### What is needed
Give back the whole listing exactly as shown.

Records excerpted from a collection
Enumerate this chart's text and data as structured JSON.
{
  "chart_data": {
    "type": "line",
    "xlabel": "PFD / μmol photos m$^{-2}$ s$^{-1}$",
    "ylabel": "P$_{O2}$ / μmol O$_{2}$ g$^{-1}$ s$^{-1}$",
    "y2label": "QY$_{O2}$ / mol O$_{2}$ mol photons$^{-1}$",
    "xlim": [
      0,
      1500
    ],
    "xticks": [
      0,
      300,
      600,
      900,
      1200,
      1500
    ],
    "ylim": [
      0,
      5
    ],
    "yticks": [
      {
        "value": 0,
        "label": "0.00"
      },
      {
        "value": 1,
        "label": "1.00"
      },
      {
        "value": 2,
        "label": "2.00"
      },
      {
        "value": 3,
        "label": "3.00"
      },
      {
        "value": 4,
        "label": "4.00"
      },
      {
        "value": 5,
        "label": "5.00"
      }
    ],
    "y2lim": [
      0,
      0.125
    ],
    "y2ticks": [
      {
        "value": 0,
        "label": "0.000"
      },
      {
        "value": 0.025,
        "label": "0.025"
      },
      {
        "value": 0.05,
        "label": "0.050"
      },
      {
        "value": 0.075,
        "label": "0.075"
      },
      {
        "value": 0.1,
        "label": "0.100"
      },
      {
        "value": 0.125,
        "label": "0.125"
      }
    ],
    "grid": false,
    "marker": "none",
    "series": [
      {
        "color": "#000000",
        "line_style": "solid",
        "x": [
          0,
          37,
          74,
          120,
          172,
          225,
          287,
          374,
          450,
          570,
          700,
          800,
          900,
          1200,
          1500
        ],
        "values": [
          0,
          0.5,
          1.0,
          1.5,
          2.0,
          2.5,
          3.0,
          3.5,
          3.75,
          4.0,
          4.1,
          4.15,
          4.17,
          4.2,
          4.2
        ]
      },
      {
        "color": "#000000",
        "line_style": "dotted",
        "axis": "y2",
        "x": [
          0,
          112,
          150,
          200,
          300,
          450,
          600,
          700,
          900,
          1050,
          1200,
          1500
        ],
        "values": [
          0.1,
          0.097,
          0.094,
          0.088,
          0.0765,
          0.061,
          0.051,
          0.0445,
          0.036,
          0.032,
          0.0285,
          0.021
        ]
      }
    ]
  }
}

### Output of the exercise
Enumerate this chart's text and data as structured JSON.
{
  "chart_data": {
    "type": "line",
    "xlabel": "PFD / μmol photos m$^{-2}$ s$^{-1}$",
    "ylabel": "P$_{O2}$ / μmol O$_{2}$ g$^{-1}$ s$^{-1}$",
    "y2label": "QY$_{O2}$ / mol O$_{2}$ mol photons$^{-1}$",
    "xlim": [
      0,
      1500
    ],
    "xticks": [
      0,
      300,
      600,
      900,
      1200,
      1500
    ],
    "ylim": [
      0,
      5
    ],
    "yticks": [
      {
        "value": 0,
        "label": "0.00"
      },
      {
        "value": 1,
        "label": "1.00"
      },
      {
        "value": 2,
        "label": "2.00"
      },
      {
        "value": 3,
        "label": "3.00"
      },
      {
        "value": 4,
        "label": "4.00"
      },
      {
        "value": 5,
        "label": "5.00"
      }
    ],
    "y2lim": [
      0,
      0.125
    ],
    "y2ticks": [
      {
        "value": 0,
        "label": "0.000"
      },
      {
        "value": 0.025,
        "label": "0.025"
      },
      {
        "value": 0.05,
        "label": "0.050"
      },
      {
        "value": 0.075,
        "label": "0.075"
      },
      {
        "value": 0.1,
        "label": "0.100"
      },
      {
        "value": 0.125,
        "label": "0.125"
      }
    ],
    "grid": false,
    "marker": "none",
    "series": [
      {
        "color": "#000000",
        "line_style": "solid",
        "x": [
          0,
          37,
          74,
          120,
          172,
          225,
          287,
          374,
          450,
          570,
          700,
          800,
          900,
          1200,
          1500
        ],
        "values": [
          0,
          0.5,
          1.0,
          1.5,
          2.0,
          2.5,
          3.0,
          3.5,
          3.75,
          4.0,
          4.1,
          4.15,
          4.17,
          4.2,
          4.2
        ]
      },
      {
        "color": "#000000",
        "line_style": "dotted",
        "axis": "y2",
        "x": [
          0,
          112,
          150,
          200,
          300,
          450,
          600,
          700,
          900,
          1050,
          1200,
          1500
        ],
        "values": [
          0.1,
          0.097,
          0.094,
          0.088,
          0.0765,
          0.061,
          0.051,
          0.0445,
          0.036,
          0.032,
          0.0285,
          0.021
        ]
      }
    ]
  }
}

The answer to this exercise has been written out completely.